▶ SHORT TASK:
Give the number of lines in the entries that contain "accent". State only the count.
Start PROVIDED ENTRIES
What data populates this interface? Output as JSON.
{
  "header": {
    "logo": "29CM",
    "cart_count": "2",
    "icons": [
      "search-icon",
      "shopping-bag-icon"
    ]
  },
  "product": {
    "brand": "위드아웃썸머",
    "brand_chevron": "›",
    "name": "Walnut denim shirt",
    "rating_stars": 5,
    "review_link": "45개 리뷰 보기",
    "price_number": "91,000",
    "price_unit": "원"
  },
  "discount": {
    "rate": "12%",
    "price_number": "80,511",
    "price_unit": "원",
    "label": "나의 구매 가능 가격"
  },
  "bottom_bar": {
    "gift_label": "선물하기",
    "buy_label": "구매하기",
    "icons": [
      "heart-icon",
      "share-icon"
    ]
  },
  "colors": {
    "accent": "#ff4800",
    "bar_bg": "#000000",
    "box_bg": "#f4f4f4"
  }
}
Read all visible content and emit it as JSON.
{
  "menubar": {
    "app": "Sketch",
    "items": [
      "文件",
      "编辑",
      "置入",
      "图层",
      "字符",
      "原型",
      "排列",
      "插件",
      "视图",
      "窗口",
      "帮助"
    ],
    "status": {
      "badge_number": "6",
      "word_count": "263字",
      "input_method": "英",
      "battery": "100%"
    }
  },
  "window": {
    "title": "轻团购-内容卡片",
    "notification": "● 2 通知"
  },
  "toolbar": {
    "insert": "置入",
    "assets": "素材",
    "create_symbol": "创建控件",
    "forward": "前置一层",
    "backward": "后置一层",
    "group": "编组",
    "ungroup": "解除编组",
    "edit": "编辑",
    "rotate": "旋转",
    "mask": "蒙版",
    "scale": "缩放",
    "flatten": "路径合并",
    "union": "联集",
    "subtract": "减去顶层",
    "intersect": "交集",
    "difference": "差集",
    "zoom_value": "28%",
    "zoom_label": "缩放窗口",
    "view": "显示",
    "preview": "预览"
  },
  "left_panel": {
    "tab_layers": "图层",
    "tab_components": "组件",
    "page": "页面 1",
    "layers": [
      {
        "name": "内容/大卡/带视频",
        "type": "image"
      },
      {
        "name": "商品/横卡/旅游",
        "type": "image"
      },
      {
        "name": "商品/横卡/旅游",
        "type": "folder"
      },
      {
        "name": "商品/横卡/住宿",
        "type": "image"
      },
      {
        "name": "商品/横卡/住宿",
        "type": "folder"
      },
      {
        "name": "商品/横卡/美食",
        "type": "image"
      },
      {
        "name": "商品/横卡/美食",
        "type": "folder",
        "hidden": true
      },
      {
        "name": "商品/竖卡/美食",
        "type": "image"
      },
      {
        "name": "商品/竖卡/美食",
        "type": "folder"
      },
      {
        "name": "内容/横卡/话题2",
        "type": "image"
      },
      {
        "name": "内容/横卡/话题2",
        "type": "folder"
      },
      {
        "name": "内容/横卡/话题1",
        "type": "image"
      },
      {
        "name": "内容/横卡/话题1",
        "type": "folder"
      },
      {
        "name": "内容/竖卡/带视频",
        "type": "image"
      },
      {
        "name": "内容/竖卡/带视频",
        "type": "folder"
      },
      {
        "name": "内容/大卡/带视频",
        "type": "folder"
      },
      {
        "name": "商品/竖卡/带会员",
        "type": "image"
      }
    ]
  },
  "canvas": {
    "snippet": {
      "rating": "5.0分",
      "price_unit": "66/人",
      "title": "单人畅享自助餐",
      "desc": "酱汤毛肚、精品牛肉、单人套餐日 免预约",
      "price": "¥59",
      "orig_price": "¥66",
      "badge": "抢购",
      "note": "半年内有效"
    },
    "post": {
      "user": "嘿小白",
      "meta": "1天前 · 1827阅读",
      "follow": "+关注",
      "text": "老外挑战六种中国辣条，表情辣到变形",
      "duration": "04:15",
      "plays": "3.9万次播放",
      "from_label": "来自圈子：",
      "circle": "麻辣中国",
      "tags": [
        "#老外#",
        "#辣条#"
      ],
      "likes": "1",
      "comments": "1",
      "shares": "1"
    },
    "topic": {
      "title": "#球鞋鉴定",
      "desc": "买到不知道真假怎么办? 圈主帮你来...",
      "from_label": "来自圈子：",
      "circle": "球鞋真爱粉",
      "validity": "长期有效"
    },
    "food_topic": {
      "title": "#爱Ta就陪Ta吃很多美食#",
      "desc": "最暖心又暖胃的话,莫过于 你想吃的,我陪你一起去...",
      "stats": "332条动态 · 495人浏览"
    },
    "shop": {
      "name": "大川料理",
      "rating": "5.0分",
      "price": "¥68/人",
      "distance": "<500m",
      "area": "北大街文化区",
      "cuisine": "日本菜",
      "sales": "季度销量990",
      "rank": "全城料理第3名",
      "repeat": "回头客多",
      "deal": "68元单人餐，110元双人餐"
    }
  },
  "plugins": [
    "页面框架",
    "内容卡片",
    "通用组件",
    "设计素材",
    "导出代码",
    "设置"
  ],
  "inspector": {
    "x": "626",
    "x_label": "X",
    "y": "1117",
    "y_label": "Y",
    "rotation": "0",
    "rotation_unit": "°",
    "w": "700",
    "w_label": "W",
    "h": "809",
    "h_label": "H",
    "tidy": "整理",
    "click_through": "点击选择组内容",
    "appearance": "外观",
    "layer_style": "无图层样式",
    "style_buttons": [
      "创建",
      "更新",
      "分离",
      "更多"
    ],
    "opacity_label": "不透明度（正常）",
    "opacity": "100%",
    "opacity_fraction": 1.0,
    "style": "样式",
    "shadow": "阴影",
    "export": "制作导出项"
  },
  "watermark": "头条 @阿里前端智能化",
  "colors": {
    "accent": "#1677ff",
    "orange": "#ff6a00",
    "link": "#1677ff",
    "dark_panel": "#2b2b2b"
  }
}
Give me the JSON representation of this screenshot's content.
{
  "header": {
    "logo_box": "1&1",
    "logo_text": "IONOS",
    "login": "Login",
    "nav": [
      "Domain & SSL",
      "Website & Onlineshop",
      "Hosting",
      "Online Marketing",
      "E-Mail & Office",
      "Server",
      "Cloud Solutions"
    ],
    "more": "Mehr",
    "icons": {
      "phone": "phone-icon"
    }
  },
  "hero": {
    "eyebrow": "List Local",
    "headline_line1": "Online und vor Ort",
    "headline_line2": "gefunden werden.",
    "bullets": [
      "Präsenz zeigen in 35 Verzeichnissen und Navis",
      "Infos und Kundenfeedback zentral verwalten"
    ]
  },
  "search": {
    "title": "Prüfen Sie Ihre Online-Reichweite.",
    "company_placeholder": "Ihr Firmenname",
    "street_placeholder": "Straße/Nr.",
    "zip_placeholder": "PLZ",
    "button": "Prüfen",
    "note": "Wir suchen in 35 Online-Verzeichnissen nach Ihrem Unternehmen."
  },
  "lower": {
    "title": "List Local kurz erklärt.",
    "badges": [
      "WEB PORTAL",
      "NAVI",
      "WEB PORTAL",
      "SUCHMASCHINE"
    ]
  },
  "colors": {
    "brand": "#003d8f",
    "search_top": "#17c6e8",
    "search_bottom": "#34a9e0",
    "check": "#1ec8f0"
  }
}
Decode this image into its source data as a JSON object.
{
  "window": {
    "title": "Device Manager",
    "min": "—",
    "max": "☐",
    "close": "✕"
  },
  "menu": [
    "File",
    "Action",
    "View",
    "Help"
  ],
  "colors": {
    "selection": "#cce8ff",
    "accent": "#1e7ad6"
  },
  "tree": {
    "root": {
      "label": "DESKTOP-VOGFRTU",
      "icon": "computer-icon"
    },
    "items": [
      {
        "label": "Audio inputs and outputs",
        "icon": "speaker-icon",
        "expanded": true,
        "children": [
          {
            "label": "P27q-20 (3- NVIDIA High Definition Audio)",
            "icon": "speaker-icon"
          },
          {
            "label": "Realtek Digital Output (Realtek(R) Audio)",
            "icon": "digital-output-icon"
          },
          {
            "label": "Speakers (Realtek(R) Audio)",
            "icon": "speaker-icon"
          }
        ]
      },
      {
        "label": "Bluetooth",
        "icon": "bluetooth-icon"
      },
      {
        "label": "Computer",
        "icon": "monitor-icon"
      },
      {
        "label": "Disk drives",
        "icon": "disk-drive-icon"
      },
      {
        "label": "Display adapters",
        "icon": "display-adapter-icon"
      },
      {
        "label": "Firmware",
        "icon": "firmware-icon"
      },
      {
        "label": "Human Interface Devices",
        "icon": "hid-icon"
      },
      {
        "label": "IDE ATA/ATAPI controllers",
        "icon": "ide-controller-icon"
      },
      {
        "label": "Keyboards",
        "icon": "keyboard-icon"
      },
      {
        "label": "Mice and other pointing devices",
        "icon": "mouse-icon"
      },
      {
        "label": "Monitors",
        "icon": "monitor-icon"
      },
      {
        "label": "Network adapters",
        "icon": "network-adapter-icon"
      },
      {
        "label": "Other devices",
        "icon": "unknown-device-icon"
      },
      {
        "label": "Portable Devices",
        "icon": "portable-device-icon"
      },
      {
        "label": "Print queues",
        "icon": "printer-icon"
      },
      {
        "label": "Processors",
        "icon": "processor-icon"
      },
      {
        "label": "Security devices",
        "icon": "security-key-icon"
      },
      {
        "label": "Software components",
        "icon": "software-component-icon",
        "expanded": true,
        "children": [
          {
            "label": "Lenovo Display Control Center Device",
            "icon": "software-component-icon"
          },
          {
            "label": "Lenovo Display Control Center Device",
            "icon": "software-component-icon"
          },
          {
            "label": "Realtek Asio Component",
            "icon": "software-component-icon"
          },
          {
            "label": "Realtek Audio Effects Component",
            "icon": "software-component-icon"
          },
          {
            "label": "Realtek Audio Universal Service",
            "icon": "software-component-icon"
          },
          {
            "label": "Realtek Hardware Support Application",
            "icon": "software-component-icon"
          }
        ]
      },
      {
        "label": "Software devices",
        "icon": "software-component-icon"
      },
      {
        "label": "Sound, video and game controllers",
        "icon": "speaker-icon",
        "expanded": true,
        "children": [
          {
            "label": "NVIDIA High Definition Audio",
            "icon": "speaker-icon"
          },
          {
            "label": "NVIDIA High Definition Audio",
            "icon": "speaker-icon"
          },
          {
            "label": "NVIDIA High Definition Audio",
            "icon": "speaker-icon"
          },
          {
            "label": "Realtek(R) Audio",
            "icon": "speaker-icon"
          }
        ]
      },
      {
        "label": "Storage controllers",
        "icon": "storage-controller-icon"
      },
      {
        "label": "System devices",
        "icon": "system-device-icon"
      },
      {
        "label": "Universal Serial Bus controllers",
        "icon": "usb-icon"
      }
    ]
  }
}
End PROVIDED ENTRIES
▶ TASK SOLUTION:
3